Work required: Report how many lines below contain the word "copy", and give only that number.

★ ★ ★ ★ ★

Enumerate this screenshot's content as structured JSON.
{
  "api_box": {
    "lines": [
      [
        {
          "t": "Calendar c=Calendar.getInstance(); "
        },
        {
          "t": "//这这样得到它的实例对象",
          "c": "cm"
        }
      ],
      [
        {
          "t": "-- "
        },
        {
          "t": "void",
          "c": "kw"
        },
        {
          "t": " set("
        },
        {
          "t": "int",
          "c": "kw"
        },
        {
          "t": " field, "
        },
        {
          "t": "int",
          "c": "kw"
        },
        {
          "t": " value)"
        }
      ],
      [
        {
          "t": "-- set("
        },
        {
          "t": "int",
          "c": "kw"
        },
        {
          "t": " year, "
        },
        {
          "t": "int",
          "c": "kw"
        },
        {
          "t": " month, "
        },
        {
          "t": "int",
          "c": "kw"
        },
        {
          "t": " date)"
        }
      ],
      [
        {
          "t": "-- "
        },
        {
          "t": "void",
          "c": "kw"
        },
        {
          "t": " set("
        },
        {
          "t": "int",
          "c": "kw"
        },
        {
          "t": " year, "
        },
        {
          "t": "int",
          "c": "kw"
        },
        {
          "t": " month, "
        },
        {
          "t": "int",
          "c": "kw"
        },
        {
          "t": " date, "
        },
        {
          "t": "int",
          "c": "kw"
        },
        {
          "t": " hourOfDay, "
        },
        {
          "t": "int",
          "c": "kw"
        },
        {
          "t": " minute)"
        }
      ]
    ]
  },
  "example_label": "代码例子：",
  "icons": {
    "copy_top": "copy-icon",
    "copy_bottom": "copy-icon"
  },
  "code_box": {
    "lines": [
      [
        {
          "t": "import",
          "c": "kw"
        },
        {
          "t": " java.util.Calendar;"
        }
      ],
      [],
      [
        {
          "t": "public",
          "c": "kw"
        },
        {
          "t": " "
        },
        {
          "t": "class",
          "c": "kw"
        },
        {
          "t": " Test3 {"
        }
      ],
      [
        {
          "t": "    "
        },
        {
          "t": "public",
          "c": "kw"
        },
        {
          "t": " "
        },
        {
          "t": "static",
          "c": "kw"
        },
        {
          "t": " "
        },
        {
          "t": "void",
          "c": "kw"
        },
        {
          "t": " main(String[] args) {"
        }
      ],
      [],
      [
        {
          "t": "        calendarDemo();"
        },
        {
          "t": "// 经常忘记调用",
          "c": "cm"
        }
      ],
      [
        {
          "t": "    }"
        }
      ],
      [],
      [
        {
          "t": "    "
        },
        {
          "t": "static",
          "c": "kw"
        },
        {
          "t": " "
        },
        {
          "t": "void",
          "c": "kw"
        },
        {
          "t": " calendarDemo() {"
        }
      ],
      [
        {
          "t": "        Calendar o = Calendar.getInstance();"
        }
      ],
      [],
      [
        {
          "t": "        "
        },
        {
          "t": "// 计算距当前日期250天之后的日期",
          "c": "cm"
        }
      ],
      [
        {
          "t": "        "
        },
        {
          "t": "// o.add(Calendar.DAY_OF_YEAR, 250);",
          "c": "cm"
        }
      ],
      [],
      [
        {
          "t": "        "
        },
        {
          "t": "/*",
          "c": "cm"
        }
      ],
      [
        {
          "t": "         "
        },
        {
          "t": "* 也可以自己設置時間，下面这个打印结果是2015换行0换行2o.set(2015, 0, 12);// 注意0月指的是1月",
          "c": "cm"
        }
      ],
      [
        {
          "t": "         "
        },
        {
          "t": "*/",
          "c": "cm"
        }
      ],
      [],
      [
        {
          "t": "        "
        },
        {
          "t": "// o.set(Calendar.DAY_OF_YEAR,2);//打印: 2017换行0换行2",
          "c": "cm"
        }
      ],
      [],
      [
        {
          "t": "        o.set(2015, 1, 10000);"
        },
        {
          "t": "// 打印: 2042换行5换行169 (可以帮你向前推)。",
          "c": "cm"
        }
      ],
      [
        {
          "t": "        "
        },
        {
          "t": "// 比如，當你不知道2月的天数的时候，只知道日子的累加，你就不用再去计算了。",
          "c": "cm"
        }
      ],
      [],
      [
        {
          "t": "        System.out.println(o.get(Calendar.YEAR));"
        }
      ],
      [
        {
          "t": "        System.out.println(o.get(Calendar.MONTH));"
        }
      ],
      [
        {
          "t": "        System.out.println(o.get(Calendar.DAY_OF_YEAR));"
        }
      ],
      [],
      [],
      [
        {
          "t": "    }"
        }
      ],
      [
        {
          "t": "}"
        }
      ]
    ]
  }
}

★ ★ ★ ★ ★

Correct answer: 2